| YOUR INSTRUCTIONS |
Transcribe all of the records below verbatim, omitting the pictures.

╭─ RECORDS PROVIDED

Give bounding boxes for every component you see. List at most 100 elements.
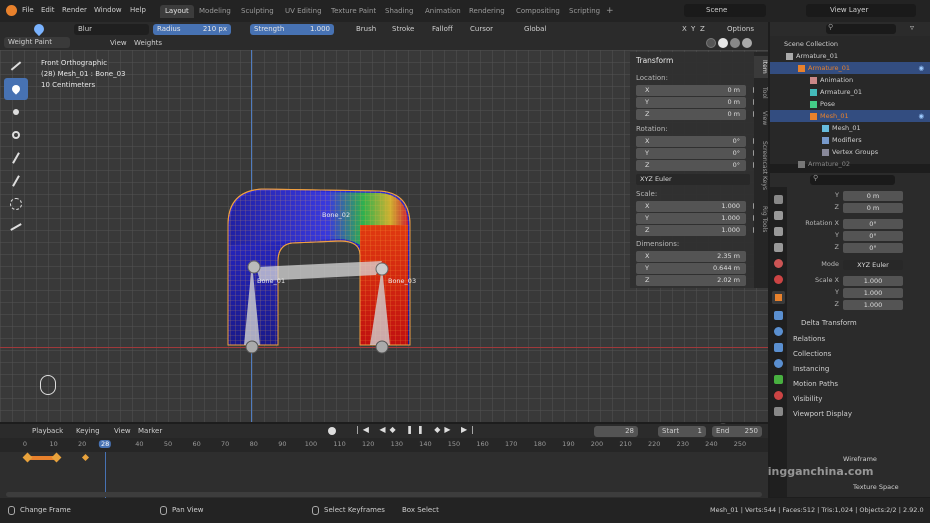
- tab-scripting[interactable]: Scripting: [564, 5, 605, 18]
- rotation-mode-dropdown[interactable]: XYZ Euler: [843, 260, 903, 270]
- material-tab-icon[interactable]: [774, 391, 783, 400]
- mode-dropdown[interactable]: Weight Paint: [4, 37, 70, 48]
- tab-item[interactable]: Item: [754, 56, 768, 78]
- blender-logo-icon[interactable]: [6, 5, 17, 16]
- section-delta-transform[interactable]: Delta Transform: [801, 319, 857, 327]
- rotation-x-field[interactable]: 0°: [843, 219, 903, 229]
- tab-animation[interactable]: Animation: [420, 5, 466, 18]
- keying-menu[interactable]: Keying: [76, 426, 100, 437]
- rendered-shading-icon[interactable]: [742, 38, 752, 48]
- scale-z-field[interactable]: 1.000: [843, 300, 903, 310]
- rotation-x-field[interactable]: X 0°: [636, 136, 759, 147]
- outliner-row[interactable]: Scene Collection: [770, 38, 930, 50]
- view-menu[interactable]: View: [110, 38, 127, 49]
- smear-tool-icon[interactable]: [4, 124, 28, 146]
- location-z-field[interactable]: Z0 m: [636, 109, 759, 120]
- section-collections[interactable]: Collections: [793, 350, 831, 358]
- tool-tab-icon[interactable]: [774, 195, 783, 204]
- mirror-y-toggle[interactable]: Y: [691, 24, 695, 35]
- start-frame-field[interactable]: Start 1: [658, 426, 706, 437]
- options-menu[interactable]: Options: [727, 24, 754, 35]
- blur-tool-icon[interactable]: [4, 78, 28, 100]
- brush-menu[interactable]: Brush: [356, 24, 376, 35]
- playback-controls[interactable]: |◀ ◀◆ ❚❚ ◆▶ ▶|: [356, 425, 478, 434]
- mesh-data-tab-icon[interactable]: [774, 375, 783, 384]
- world-tab-icon[interactable]: [774, 275, 783, 284]
- brush-drop-icon[interactable]: [31, 21, 47, 37]
- sample-weight-icon[interactable]: [4, 147, 28, 169]
- gradient-tool-icon[interactable]: [4, 170, 28, 192]
- radius-field[interactable]: Radius 210 px: [153, 24, 231, 35]
- tab-rig-tools[interactable]: Rig Tools: [754, 202, 768, 236]
- tab-shading[interactable]: Shading: [380, 5, 418, 18]
- section-instancing[interactable]: Instancing: [793, 365, 829, 373]
- mirror-z-toggle[interactable]: Z: [700, 24, 705, 35]
- weight-paint-mesh[interactable]: [220, 185, 420, 355]
- rotation-y-field[interactable]: Y 0°: [636, 148, 759, 159]
- menu-help[interactable]: Help: [130, 6, 146, 14]
- material-shading-icon[interactable]: [730, 38, 740, 48]
- outliner-row[interactable]: Vertex Groups: [770, 146, 930, 158]
- outliner-search-input[interactable]: [826, 24, 896, 34]
- average-tool-icon[interactable]: [4, 101, 28, 123]
- menu-file[interactable]: File: [22, 6, 34, 14]
- location-x-field[interactable]: X0 m: [636, 85, 759, 96]
- timeline-ruler[interactable]: 0 10 20 28 40 50 60 70 80 90 100 110 120 130 140 150 160…: [0, 438, 768, 452]
- section-motion-paths[interactable]: Motion Paths: [793, 380, 838, 388]
- particles-tab-icon[interactable]: [774, 327, 783, 336]
- rotation-z-field[interactable]: Z 0°: [636, 160, 759, 171]
- modifiers-tab-icon[interactable]: [774, 311, 783, 320]
- weights-menu[interactable]: Weights: [134, 38, 162, 49]
- rotation-y-field[interactable]: 0°: [843, 231, 903, 241]
- solid-shading-icon[interactable]: [718, 38, 728, 48]
- output-tab-icon[interactable]: [774, 227, 783, 236]
- draw-tool-icon[interactable]: [4, 55, 28, 77]
- tab-modeling[interactable]: Modeling: [194, 5, 236, 18]
- dimensions-y-field[interactable]: Y 0.644 m: [636, 263, 746, 274]
- outliner-row[interactable]: Armature_01: [770, 86, 930, 98]
- outliner-row[interactable]: Mesh_01: [770, 122, 930, 134]
- dimensions-z-field[interactable]: Z 2.02 m: [636, 275, 746, 286]
- rotation-mode-dropdown[interactable]: XYZ Euler: [636, 174, 750, 185]
- falloff-menu[interactable]: Falloff: [432, 24, 453, 35]
- tab-texture-paint[interactable]: Texture Paint: [326, 5, 381, 18]
- tab-tool[interactable]: Tool: [754, 84, 768, 102]
- keyframe-diamond-icon[interactable]: [51, 452, 62, 463]
- wireframe-shading-icon[interactable]: [706, 38, 716, 48]
- add-workspace-icon[interactable]: +: [606, 6, 614, 16]
- annotate-tool-icon[interactable]: [4, 216, 28, 238]
- timeline-scrollbar[interactable]: [6, 492, 762, 497]
- strength-field[interactable]: Strength 1.000: [250, 24, 334, 35]
- tab-uv-editing[interactable]: UV Editing: [280, 5, 327, 18]
- orientation-dropdown[interactable]: Global: [524, 24, 546, 35]
- keyframe-diamond-icon[interactable]: [22, 452, 33, 463]
- cursor-tool-icon[interactable]: [4, 193, 28, 215]
- transform-panel-title[interactable]: Transform: [636, 56, 673, 65]
- location-y-field[interactable]: Y0 m: [636, 97, 759, 108]
- outliner-row[interactable]: Armature_01 ◉: [770, 62, 930, 74]
- cursor-menu[interactable]: Cursor: [470, 24, 493, 35]
- render-tab-icon[interactable]: [774, 211, 783, 220]
- tab-compositing[interactable]: Compositing: [511, 5, 565, 18]
- constraints-tab-icon[interactable]: [774, 359, 783, 368]
- tab-view[interactable]: View: [754, 108, 768, 128]
- properties-search-input[interactable]: [810, 175, 895, 185]
- outliner-row[interactable]: Animation: [770, 74, 930, 86]
- outliner-row[interactable]: Modifiers: [770, 134, 930, 146]
- view-layer-tab-icon[interactable]: [774, 243, 783, 252]
- tab-sculpting[interactable]: Sculpting: [236, 5, 279, 18]
- outliner-row[interactable]: Pose: [770, 98, 930, 110]
- outliner-row[interactable]: Mesh_01 ◉: [770, 110, 930, 122]
- brush-name-field[interactable]: Blur: [74, 24, 149, 35]
- filter-icon[interactable]: ▿: [910, 23, 914, 32]
- outliner-row[interactable]: Armature_01: [770, 50, 930, 62]
- current-frame-field[interactable]: 28: [594, 426, 638, 437]
- section-visibility[interactable]: Visibility: [793, 395, 822, 403]
- outliner-row[interactable]: Armature_02: [770, 158, 930, 170]
- dimensions-x-field[interactable]: X 2.35 m: [636, 251, 746, 262]
- scale-z-field[interactable]: Z 1.000: [636, 225, 759, 236]
- scale-x-field[interactable]: X 1.000: [636, 201, 759, 212]
- marker-menu[interactable]: Marker: [138, 426, 162, 437]
- tab-layout[interactable]: Layout: [160, 5, 194, 18]
- scale-x-field[interactable]: 1.000: [843, 276, 903, 286]
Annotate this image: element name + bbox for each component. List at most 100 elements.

╰─

| TASK ANSWER |
Give bounding boxes for every component you see. List at most 100 elements.
- tab-scripting[interactable]: Scripting: [564, 5, 605, 18]
- rotation-mode-dropdown[interactable]: XYZ Euler: [843, 260, 903, 270]
- material-tab-icon[interactable]: [774, 391, 783, 400]
- mode-dropdown[interactable]: Weight Paint: [4, 37, 70, 48]
- tab-item[interactable]: Item: [754, 56, 768, 78]
- blender-logo-icon[interactable]: [6, 5, 17, 16]
- section-delta-transform[interactable]: Delta Transform: [801, 319, 857, 327]
- rotation-x-field[interactable]: 0°: [843, 219, 903, 229]
- tab-animation[interactable]: Animation: [420, 5, 466, 18]
- keying-menu[interactable]: Keying: [76, 426, 100, 437]
- rendered-shading-icon[interactable]: [742, 38, 752, 48]
- scale-z-field[interactable]: 1.000: [843, 300, 903, 310]
- rotation-x-field[interactable]: X 0°: [636, 136, 759, 147]
- outliner-row[interactable]: Scene Collection: [770, 38, 930, 50]
- view-menu[interactable]: View: [110, 38, 127, 49]
- smear-tool-icon[interactable]: [4, 124, 28, 146]
- location-z-field[interactable]: Z0 m: [636, 109, 759, 120]
- section-collections[interactable]: Collections: [793, 350, 831, 358]
- tool-tab-icon[interactable]: [774, 195, 783, 204]
- mirror-y-toggle[interactable]: Y: [691, 24, 695, 35]
- start-frame-field[interactable]: Start 1: [658, 426, 706, 437]
- options-menu[interactable]: Options: [727, 24, 754, 35]
- blur-tool-icon[interactable]: [4, 78, 28, 100]
- brush-menu[interactable]: Brush: [356, 24, 376, 35]
- playback-controls[interactable]: |◀ ◀◆ ❚❚ ◆▶ ▶|: [356, 425, 478, 434]
- mesh-data-tab-icon[interactable]: [774, 375, 783, 384]
- world-tab-icon[interactable]: [774, 275, 783, 284]
- brush-drop-icon[interactable]: [31, 21, 47, 37]
- sample-weight-icon[interactable]: [4, 147, 28, 169]
- gradient-tool-icon[interactable]: [4, 170, 28, 192]
- radius-field[interactable]: Radius 210 px: [153, 24, 231, 35]
- tab-rig-tools[interactable]: Rig Tools: [754, 202, 768, 236]
- tab-shading[interactable]: Shading: [380, 5, 418, 18]
- section-instancing[interactable]: Instancing: [793, 365, 829, 373]
- mirror-z-toggle[interactable]: Z: [700, 24, 705, 35]
- weight-paint-mesh[interactable]: [220, 185, 420, 355]
- rotation-y-field[interactable]: Y 0°: [636, 148, 759, 159]
- menu-help[interactable]: Help: [130, 6, 146, 14]
- material-shading-icon[interactable]: [730, 38, 740, 48]
- outliner-row[interactable]: Vertex Groups: [770, 146, 930, 158]
- outliner-search-input[interactable]: [826, 24, 896, 34]
- average-tool-icon[interactable]: [4, 101, 28, 123]
- menu-file[interactable]: File: [22, 6, 34, 14]
- location-x-field[interactable]: X0 m: [636, 85, 759, 96]
- timeline-ruler[interactable]: 0 10 20 28 40 50 60 70 80 90 100 110 120 130 140 150 160…: [0, 438, 768, 452]
- section-motion-paths[interactable]: Motion Paths: [793, 380, 838, 388]
- particles-tab-icon[interactable]: [774, 327, 783, 336]
- rotation-z-field[interactable]: Z 0°: [636, 160, 759, 171]
- modifiers-tab-icon[interactable]: [774, 311, 783, 320]
- weights-menu[interactable]: Weights: [134, 38, 162, 49]
- rotation-y-field[interactable]: 0°: [843, 231, 903, 241]
- solid-shading-icon[interactable]: [718, 38, 728, 48]
- output-tab-icon[interactable]: [774, 227, 783, 236]
- draw-tool-icon[interactable]: [4, 55, 28, 77]
- tab-modeling[interactable]: Modeling: [194, 5, 236, 18]
- dimensions-y-field[interactable]: Y 0.644 m: [636, 263, 746, 274]
- outliner-row[interactable]: Armature_01: [770, 86, 930, 98]
- outliner-row[interactable]: Mesh_01: [770, 122, 930, 134]
- dimensions-z-field[interactable]: Z 2.02 m: [636, 275, 746, 286]
- rotation-mode-dropdown[interactable]: XYZ Euler: [636, 174, 750, 185]
- falloff-menu[interactable]: Falloff: [432, 24, 453, 35]
- tab-texture-paint[interactable]: Texture Paint: [326, 5, 381, 18]
- tab-tool[interactable]: Tool: [754, 84, 768, 102]
- keyframe-diamond-icon[interactable]: [51, 452, 62, 463]
- wireframe-shading-icon[interactable]: [706, 38, 716, 48]
- add-workspace-icon[interactable]: +: [606, 6, 614, 16]
- annotate-tool-icon[interactable]: [4, 216, 28, 238]
- timeline-scrollbar[interactable]: [6, 492, 762, 497]
- strength-field[interactable]: Strength 1.000: [250, 24, 334, 35]
- tab-uv-editing[interactable]: UV Editing: [280, 5, 327, 18]
- orientation-dropdown[interactable]: Global: [524, 24, 546, 35]
- keyframe-diamond-icon[interactable]: [22, 452, 33, 463]
- cursor-tool-icon[interactable]: [4, 193, 28, 215]
- transform-panel-title[interactable]: Transform: [636, 56, 673, 65]
- location-y-field[interactable]: Y0 m: [636, 97, 759, 108]
- outliner-row[interactable]: Armature_01 ◉: [770, 62, 930, 74]
- cursor-menu[interactable]: Cursor: [470, 24, 493, 35]
- render-tab-icon[interactable]: [774, 211, 783, 220]
- tab-compositing[interactable]: Compositing: [511, 5, 565, 18]
- constraints-tab-icon[interactable]: [774, 359, 783, 368]
- tab-view[interactable]: View: [754, 108, 768, 128]
- properties-search-input[interactable]: [810, 175, 895, 185]
- outliner-row[interactable]: Animation: [770, 74, 930, 86]
- outliner-row[interactable]: Modifiers: [770, 134, 930, 146]
- view-layer-tab-icon[interactable]: [774, 243, 783, 252]
- tab-sculpting[interactable]: Sculpting: [236, 5, 279, 18]
- outliner-row[interactable]: Pose: [770, 98, 930, 110]
- outliner-row[interactable]: Mesh_01 ◉: [770, 110, 930, 122]
- brush-name-field[interactable]: Blur: [74, 24, 149, 35]
- filter-icon[interactable]: ▿: [910, 23, 914, 32]
- outliner-row[interactable]: Armature_01: [770, 50, 930, 62]
- current-frame-field[interactable]: 28: [594, 426, 638, 437]
- section-visibility[interactable]: Visibility: [793, 395, 822, 403]
- outliner-row[interactable]: Armature_02: [770, 158, 930, 170]
- dimensions-x-field[interactable]: X 2.35 m: [636, 251, 746, 262]
- scale-z-field[interactable]: Z 1.000: [636, 225, 759, 236]
- scale-x-field[interactable]: X 1.000: [636, 201, 759, 212]
- marker-menu[interactable]: Marker: [138, 426, 162, 437]
- tab-layout[interactable]: Layout: [160, 5, 194, 18]
- scale-x-field[interactable]: 1.000: [843, 276, 903, 286]
Annotate this image: element name + bbox for each component. List at most 100 elements.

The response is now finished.